__Task instructions__: Please print every record below exactly as it appears.
[start]
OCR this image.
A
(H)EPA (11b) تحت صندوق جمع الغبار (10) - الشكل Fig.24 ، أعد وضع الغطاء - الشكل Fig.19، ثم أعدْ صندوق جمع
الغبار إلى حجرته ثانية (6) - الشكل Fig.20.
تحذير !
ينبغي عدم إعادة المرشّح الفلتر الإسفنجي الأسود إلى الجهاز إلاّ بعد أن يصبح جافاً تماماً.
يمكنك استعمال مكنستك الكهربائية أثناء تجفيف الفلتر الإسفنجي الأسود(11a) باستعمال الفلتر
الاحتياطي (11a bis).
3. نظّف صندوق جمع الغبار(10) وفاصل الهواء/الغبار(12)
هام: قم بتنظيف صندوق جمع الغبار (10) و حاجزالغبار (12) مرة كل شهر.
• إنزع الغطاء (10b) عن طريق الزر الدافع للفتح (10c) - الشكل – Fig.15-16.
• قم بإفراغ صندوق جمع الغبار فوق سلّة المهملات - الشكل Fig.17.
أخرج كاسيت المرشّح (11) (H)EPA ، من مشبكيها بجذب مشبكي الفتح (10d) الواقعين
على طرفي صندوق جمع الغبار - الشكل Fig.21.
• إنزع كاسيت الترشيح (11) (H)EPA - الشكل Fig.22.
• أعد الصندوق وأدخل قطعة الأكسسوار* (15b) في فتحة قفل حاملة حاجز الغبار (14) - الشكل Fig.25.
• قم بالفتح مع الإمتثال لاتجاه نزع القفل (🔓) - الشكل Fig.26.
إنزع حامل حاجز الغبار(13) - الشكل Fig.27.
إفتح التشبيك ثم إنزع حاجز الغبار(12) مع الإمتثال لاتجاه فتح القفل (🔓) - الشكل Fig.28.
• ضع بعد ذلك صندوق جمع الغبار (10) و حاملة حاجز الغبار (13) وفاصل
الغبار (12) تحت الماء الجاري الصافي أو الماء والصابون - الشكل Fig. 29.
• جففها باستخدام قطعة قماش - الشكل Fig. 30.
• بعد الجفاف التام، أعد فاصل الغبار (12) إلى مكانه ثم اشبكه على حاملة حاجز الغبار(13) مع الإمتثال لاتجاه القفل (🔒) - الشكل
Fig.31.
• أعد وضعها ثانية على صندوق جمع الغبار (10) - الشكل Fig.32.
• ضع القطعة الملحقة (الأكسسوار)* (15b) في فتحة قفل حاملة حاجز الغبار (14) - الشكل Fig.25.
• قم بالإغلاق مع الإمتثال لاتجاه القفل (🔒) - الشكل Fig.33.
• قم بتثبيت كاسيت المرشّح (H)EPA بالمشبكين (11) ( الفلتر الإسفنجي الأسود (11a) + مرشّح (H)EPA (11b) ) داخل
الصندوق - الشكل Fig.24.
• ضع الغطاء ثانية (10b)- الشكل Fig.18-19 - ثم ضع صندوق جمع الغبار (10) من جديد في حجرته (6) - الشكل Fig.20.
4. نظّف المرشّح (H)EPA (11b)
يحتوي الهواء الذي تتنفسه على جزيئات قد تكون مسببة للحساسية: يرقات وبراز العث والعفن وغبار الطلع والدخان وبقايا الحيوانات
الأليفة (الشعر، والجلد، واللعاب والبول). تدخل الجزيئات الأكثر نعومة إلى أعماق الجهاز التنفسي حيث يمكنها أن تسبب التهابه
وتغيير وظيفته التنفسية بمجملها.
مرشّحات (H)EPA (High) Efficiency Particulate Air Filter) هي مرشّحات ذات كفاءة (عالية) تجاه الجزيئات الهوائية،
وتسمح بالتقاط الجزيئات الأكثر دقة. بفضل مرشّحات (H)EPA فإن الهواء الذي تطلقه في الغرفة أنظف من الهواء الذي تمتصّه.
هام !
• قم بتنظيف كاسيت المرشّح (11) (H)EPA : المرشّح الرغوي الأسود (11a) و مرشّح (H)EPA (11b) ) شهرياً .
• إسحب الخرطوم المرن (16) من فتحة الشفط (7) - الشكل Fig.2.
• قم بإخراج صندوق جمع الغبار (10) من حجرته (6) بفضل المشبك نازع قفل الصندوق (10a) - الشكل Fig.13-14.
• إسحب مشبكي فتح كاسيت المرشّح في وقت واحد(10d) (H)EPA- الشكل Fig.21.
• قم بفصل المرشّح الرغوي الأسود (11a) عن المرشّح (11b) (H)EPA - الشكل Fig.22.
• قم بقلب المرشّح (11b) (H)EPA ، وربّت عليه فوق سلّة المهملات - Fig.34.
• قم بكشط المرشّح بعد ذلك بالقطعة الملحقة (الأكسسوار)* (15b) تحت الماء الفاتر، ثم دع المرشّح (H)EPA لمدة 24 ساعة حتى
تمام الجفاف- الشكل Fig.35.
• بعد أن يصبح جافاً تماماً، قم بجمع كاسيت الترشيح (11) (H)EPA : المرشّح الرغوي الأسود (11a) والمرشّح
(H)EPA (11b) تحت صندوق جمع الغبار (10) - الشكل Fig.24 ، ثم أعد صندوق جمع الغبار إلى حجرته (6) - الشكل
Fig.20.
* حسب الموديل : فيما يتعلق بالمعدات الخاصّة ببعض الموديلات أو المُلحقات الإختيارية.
[end]
__Expected answer__:
OCR this image.
A
(H)EPA (11b) تحت صندوق جمع الغبار (10) - الشكل Fig.24 ، أعد وضع الغطاء - الشكل Fig.19، ثم أعدْ صندوق جمع
الغبار إلى حجرته ثانية (6) - الشكل Fig.20.
تحذير !
ينبغي عدم إعادة المرشّح الفلتر الإسفنجي الأسود إلى الجهاز إلاّ بعد أن يصبح جافاً تماماً.
يمكنك استعمال مكنستك الكهربائية أثناء تجفيف الفلتر الإسفنجي الأسود(11a) باستعمال الفلتر
الاحتياطي (11a bis).
3. نظّف صندوق جمع الغبار(10) وفاصل الهواء/الغبار(12)
هام: قم بتنظيف صندوق جمع الغبار (10) و حاجزالغبار (12) مرة كل شهر.
• إنزع الغطاء (10b) عن طريق الزر الدافع للفتح (10c) - الشكل – Fig.15-16.
• قم بإفراغ صندوق جمع الغبار فوق سلّة المهملات - الشكل Fig.17.
أخرج كاسيت المرشّح (11) (H)EPA ، من مشبكيها بجذب مشبكي الفتح (10d) الواقعين
على طرفي صندوق جمع الغبار - الشكل Fig.21.
• إنزع كاسيت الترشيح (11) (H)EPA - الشكل Fig.22.
• أعد الصندوق وأدخل قطعة الأكسسوار* (15b) في فتحة قفل حاملة حاجز الغبار (14) - الشكل Fig.25.
• قم بالفتح مع الإمتثال لاتجاه نزع القفل (🔓) - الشكل Fig.26.
إنزع حامل حاجز الغبار(13) - الشكل Fig.27.
إفتح التشبيك ثم إنزع حاجز الغبار(12) مع الإمتثال لاتجاه فتح القفل (🔓) - الشكل Fig.28.
• ضع بعد ذلك صندوق جمع الغبار (10) و حاملة حاجز الغبار (13) وفاصل
الغبار (12) تحت الماء الجاري الصافي أو الماء والصابون - الشكل Fig. 29.
• جففها باستخدام قطعة قماش - الشكل Fig. 30.
• بعد الجفاف التام، أعد فاصل الغبار (12) إلى مكانه ثم اشبكه على حاملة حاجز الغبار(13) مع الإمتثال لاتجاه القفل (🔒) - الشكل
Fig.31.
• أعد وضعها ثانية على صندوق جمع الغبار (10) - الشكل Fig.32.
• ضع القطعة الملحقة (الأكسسوار)* (15b) في فتحة قفل حاملة حاجز الغبار (14) - الشكل Fig.25.
• قم بالإغلاق مع الإمتثال لاتجاه القفل (🔒) - الشكل Fig.33.
• قم بتثبيت كاسيت المرشّح (H)EPA بالمشبكين (11) ( الفلتر الإسفنجي الأسود (11a) + مرشّح (H)EPA (11b) ) داخل
الصندوق - الشكل Fig.24.
• ضع الغطاء ثانية (10b)- الشكل Fig.18-19 - ثم ضع صندوق جمع الغبار (10) من جديد في حجرته (6) - الشكل Fig.20.
4. نظّف المرشّح (H)EPA (11b)
يحتوي الهواء الذي تتنفسه على جزيئات قد تكون مسببة للحساسية: يرقات وبراز العث والعفن وغبار الطلع والدخان وبقايا الحيوانات
الأليفة (الشعر، والجلد، واللعاب والبول). تدخل الجزيئات الأكثر نعومة إلى أعماق الجهاز التنفسي حيث يمكنها أن تسبب التهابه
وتغيير وظيفته التنفسية بمجملها.
مرشّحات (H)EPA (High) Efficiency Particulate Air Filter) هي مرشّحات ذات كفاءة (عالية) تجاه الجزيئات الهوائية،
وتسمح بالتقاط الجزيئات الأكثر دقة. بفضل مرشّحات (H)EPA فإن الهواء الذي تطلقه في الغرفة أنظف من الهواء الذي تمتصّه.
هام !
• قم بتنظيف كاسيت المرشّح (11) (H)EPA : المرشّح الرغوي الأسود (11a) و مرشّح (H)EPA (11b) ) شهرياً .
• إسحب الخرطوم المرن (16) من فتحة الشفط (7) - الشكل Fig.2.
• قم بإخراج صندوق جمع الغبار (10) من حجرته (6) بفضل المشبك نازع قفل الصندوق (10a) - الشكل Fig.13-14.
• إسحب مشبكي فتح كاسيت المرشّح في وقت واحد(10d) (H)EPA- الشكل Fig.21.
• قم بفصل المرشّح الرغوي الأسود (11a) عن المرشّح (11b) (H)EPA - الشكل Fig.22.
• قم بقلب المرشّح (11b) (H)EPA ، وربّت عليه فوق سلّة المهملات - Fig.34.
• قم بكشط المرشّح بعد ذلك بالقطعة الملحقة (الأكسسوار)* (15b) تحت الماء الفاتر، ثم دع المرشّح (H)EPA لمدة 24 ساعة حتى
تمام الجفاف- الشكل Fig.35.
• بعد أن يصبح جافاً تماماً، قم بجمع كاسيت الترشيح (11) (H)EPA : المرشّح الرغوي الأسود (11a) والمرشّح
(H)EPA (11b) تحت صندوق جمع الغبار (10) - الشكل Fig.24 ، ثم أعد صندوق جمع الغبار إلى حجرته (6) - الشكل
Fig.20.
* حسب الموديل : فيما يتعلق بالمعدات الخاصّة ببعض الموديلات أو المُلحقات الإختيارية.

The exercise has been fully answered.